(Records from a data collection)
* start *

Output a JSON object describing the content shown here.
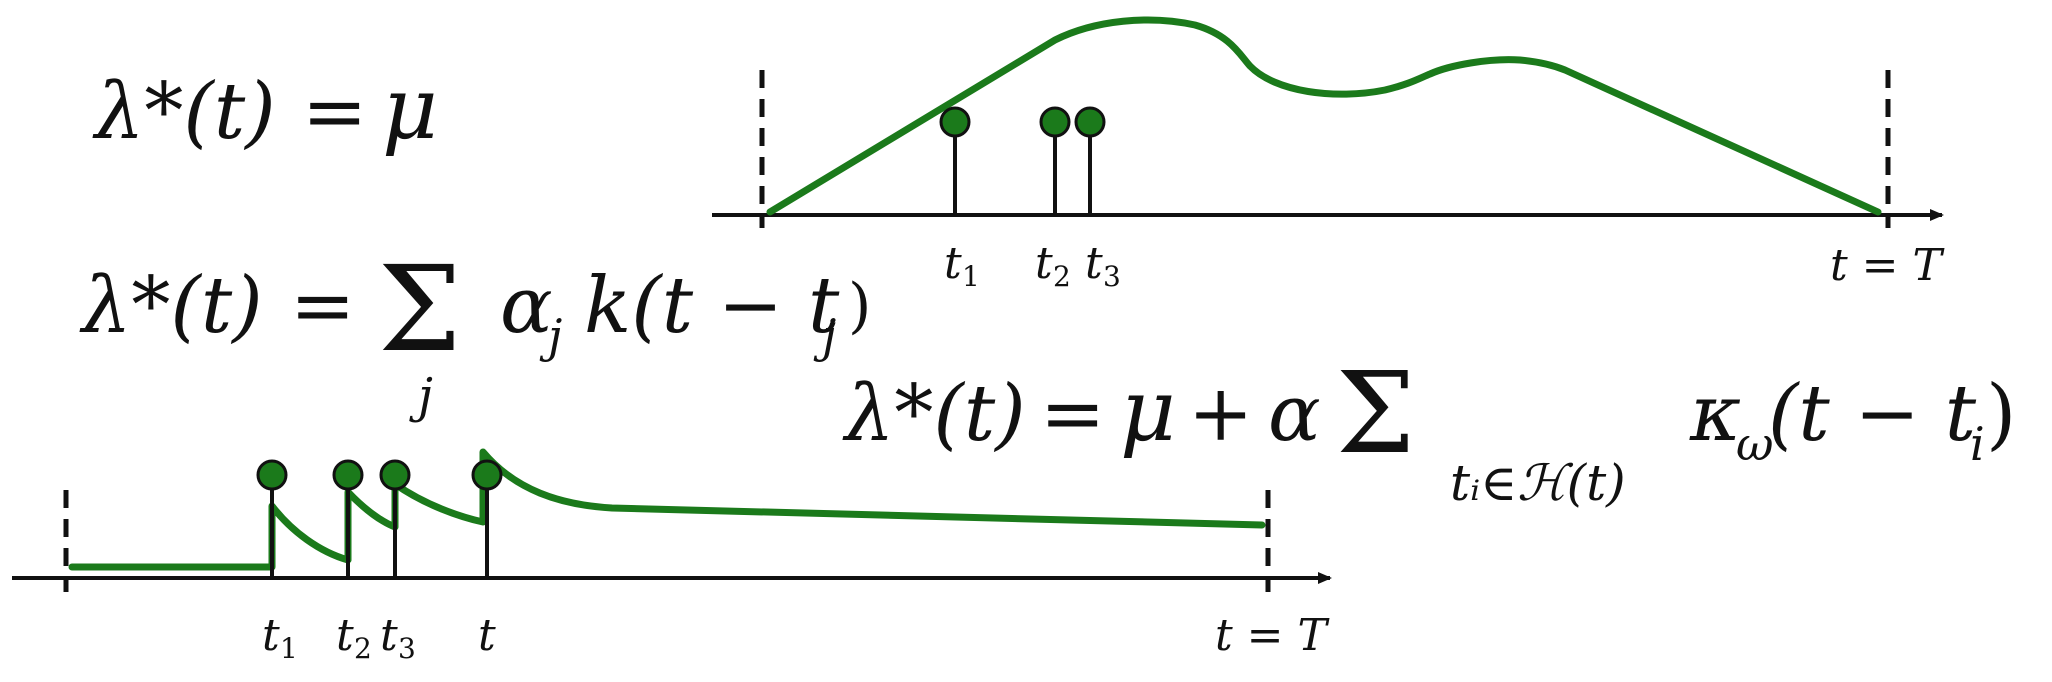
{
  "colors": {
    "curve": "#1b7a1b",
    "marker": "#1b7a1b",
    "axis": "#111111",
    "text": "#111111"
  },
  "equations": {
    "poisson": {
      "lhs": "λ*(t)",
      "eq": "=",
      "rhs": "μ"
    },
    "sum_kernel": {
      "lhs": "λ*(t)",
      "eq": "=",
      "sum": "Σ",
      "sum_index": "j",
      "term_a": "α",
      "term_a_sub": "j",
      "term_b": "k(t − t",
      "term_b_sub": "j",
      "term_b_close": ")"
    },
    "hawkes": {
      "lhs": "λ*(t)",
      "eq": "=",
      "mu": "μ",
      "plus": "+",
      "alpha": "α",
      "sum": "Σ",
      "sum_sub": "tᵢ∈ℋ(t)",
      "kappa": "κ",
      "kappa_sub": "ω",
      "arg": "(t − t",
      "arg_sub": "i",
      "arg_close": ")"
    }
  },
  "top_panel": {
    "events": [
      {
        "label": "t",
        "sub": "1"
      },
      {
        "label": "t",
        "sub": "2"
      },
      {
        "label": "t",
        "sub": "3"
      }
    ],
    "end_label": "t = T"
  },
  "bottom_panel": {
    "events": [
      {
        "label": "t",
        "sub": "1"
      },
      {
        "label": "t",
        "sub": "2"
      },
      {
        "label": "t",
        "sub": "3"
      },
      {
        "label": "t",
        "sub": ""
      }
    ],
    "end_label": "t = T"
  }
}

* end *

▶ **Your task**
Transcribe the records above verbatim. Do not carry over any picture.

▶ **Answer to the task**
Output a JSON object describing the content shown here.
{
  "colors": {
    "curve": "#1b7a1b",
    "marker": "#1b7a1b",
    "axis": "#111111",
    "text": "#111111"
  },
  "equations": {
    "poisson": {
      "lhs": "λ*(t)",
      "eq": "=",
      "rhs": "μ"
    },
    "sum_kernel": {
      "lhs": "λ*(t)",
      "eq": "=",
      "sum": "Σ",
      "sum_index": "j",
      "term_a": "α",
      "term_a_sub": "j",
      "term_b": "k(t − t",
      "term_b_sub": "j",
      "term_b_close": ")"
    },
    "hawkes": {
      "lhs": "λ*(t)",
      "eq": "=",
      "mu": "μ",
      "plus": "+",
      "alpha": "α",
      "sum": "Σ",
      "sum_sub": "tᵢ∈ℋ(t)",
      "kappa": "κ",
      "kappa_sub": "ω",
      "arg": "(t − t",
      "arg_sub": "i",
      "arg_close": ")"
    }
  },
  "top_panel": {
    "events": [
      {
        "label": "t",
        "sub": "1"
      },
      {
        "label": "t",
        "sub": "2"
      },
      {
        "label": "t",
        "sub": "3"
      }
    ],
    "end_label": "t = T"
  },
  "bottom_panel": {
    "events": [
      {
        "label": "t",
        "sub": "1"
      },
      {
        "label": "t",
        "sub": "2"
      },
      {
        "label": "t",
        "sub": "3"
      },
      {
        "label": "t",
        "sub": ""
      }
    ],
    "end_label": "t = T"
  }
}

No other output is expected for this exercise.